» **RECORDS TO PROCESS**
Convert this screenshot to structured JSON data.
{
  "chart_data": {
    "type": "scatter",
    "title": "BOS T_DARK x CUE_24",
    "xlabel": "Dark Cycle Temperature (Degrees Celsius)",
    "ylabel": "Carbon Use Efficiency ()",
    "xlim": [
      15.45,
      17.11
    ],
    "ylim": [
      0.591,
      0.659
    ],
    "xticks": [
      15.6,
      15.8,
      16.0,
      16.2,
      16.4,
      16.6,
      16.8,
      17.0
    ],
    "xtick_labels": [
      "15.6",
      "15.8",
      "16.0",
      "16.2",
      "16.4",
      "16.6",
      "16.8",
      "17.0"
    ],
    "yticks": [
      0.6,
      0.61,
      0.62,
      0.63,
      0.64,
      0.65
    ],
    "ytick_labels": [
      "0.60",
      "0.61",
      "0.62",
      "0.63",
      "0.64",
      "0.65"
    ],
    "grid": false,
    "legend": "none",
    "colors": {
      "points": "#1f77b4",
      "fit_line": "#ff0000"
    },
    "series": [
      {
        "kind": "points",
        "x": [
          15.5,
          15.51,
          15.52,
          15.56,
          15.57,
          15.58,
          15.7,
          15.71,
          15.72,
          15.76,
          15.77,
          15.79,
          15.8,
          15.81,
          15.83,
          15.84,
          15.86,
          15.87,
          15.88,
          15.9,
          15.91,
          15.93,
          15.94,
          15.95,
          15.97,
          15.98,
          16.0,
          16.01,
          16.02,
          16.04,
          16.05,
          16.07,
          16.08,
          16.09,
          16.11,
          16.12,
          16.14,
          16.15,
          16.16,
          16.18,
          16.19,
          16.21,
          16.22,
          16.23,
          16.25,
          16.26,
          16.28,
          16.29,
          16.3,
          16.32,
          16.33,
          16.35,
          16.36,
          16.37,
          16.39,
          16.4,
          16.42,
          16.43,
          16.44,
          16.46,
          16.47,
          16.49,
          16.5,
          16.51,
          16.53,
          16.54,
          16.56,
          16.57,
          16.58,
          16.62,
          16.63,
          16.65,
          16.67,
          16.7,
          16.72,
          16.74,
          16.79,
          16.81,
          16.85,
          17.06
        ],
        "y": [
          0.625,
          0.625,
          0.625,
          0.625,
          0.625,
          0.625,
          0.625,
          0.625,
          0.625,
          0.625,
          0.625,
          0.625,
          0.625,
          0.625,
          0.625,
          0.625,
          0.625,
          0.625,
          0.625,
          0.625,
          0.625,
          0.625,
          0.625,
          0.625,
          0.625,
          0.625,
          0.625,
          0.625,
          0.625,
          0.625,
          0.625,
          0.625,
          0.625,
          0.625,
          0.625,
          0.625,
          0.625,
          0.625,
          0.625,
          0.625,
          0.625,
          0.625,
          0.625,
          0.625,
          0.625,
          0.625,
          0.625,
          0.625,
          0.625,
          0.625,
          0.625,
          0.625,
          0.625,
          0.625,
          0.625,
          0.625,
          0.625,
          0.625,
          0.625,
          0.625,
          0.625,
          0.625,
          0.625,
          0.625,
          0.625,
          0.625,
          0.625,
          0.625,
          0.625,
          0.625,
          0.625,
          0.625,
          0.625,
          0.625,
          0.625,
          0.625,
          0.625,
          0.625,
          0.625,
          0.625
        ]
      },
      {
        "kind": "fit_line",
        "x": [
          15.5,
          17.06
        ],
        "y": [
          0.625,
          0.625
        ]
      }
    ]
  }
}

» **OBJECTIVE**
Repeat the records above exactly.

» **SOLVED PROBLEM**
Convert this screenshot to structured JSON data.
{
  "chart_data": {
    "type": "scatter",
    "title": "BOS T_DARK x CUE_24",
    "xlabel": "Dark Cycle Temperature (Degrees Celsius)",
    "ylabel": "Carbon Use Efficiency ()",
    "xlim": [
      15.45,
      17.11
    ],
    "ylim": [
      0.591,
      0.659
    ],
    "xticks": [
      15.6,
      15.8,
      16.0,
      16.2,
      16.4,
      16.6,
      16.8,
      17.0
    ],
    "xtick_labels": [
      "15.6",
      "15.8",
      "16.0",
      "16.2",
      "16.4",
      "16.6",
      "16.8",
      "17.0"
    ],
    "yticks": [
      0.6,
      0.61,
      0.62,
      0.63,
      0.64,
      0.65
    ],
    "ytick_labels": [
      "0.60",
      "0.61",
      "0.62",
      "0.63",
      "0.64",
      "0.65"
    ],
    "grid": false,
    "legend": "none",
    "colors": {
      "points": "#1f77b4",
      "fit_line": "#ff0000"
    },
    "series": [
      {
        "kind": "points",
        "x": [
          15.5,
          15.51,
          15.52,
          15.56,
          15.57,
          15.58,
          15.7,
          15.71,
          15.72,
          15.76,
          15.77,
          15.79,
          15.8,
          15.81,
          15.83,
          15.84,
          15.86,
          15.87,
          15.88,
          15.9,
          15.91,
          15.93,
          15.94,
          15.95,
          15.97,
          15.98,
          16.0,
          16.01,
          16.02,
          16.04,
          16.05,
          16.07,
          16.08,
          16.09,
          16.11,
          16.12,
          16.14,
          16.15,
          16.16,
          16.18,
          16.19,
          16.21,
          16.22,
          16.23,
          16.25,
          16.26,
          16.28,
          16.29,
          16.3,
          16.32,
          16.33,
          16.35,
          16.36,
          16.37,
          16.39,
          16.4,
          16.42,
          16.43,
          16.44,
          16.46,
          16.47,
          16.49,
          16.5,
          16.51,
          16.53,
          16.54,
          16.56,
          16.57,
          16.58,
          16.62,
          16.63,
          16.65,
          16.67,
          16.7,
          16.72,
          16.74,
          16.79,
          16.81,
          16.85,
          17.06
        ],
        "y": [
          0.625,
          0.625,
          0.625,
          0.625,
          0.625,
          0.625,
          0.625,
          0.625,
          0.625,
          0.625,
          0.625,
          0.625,
          0.625,
          0.625,
          0.625,
          0.625,
          0.625,
          0.625,
          0.625,
          0.625,
          0.625,
          0.625,
          0.625,
          0.625,
          0.625,
          0.625,
          0.625,
          0.625,
          0.625,
          0.625,
          0.625,
          0.625,
          0.625,
          0.625,
          0.625,
          0.625,
          0.625,
          0.625,
          0.625,
          0.625,
          0.625,
          0.625,
          0.625,
          0.625,
          0.625,
          0.625,
          0.625,
          0.625,
          0.625,
          0.625,
          0.625,
          0.625,
          0.625,
          0.625,
          0.625,
          0.625,
          0.625,
          0.625,
          0.625,
          0.625,
          0.625,
          0.625,
          0.625,
          0.625,
          0.625,
          0.625,
          0.625,
          0.625,
          0.625,
          0.625,
          0.625,
          0.625,
          0.625,
          0.625,
          0.625,
          0.625,
          0.625,
          0.625,
          0.625,
          0.625
        ]
      },
      {
        "kind": "fit_line",
        "x": [
          15.5,
          17.06
        ],
        "y": [
          0.625,
          0.625
        ]
      }
    ]
  }
}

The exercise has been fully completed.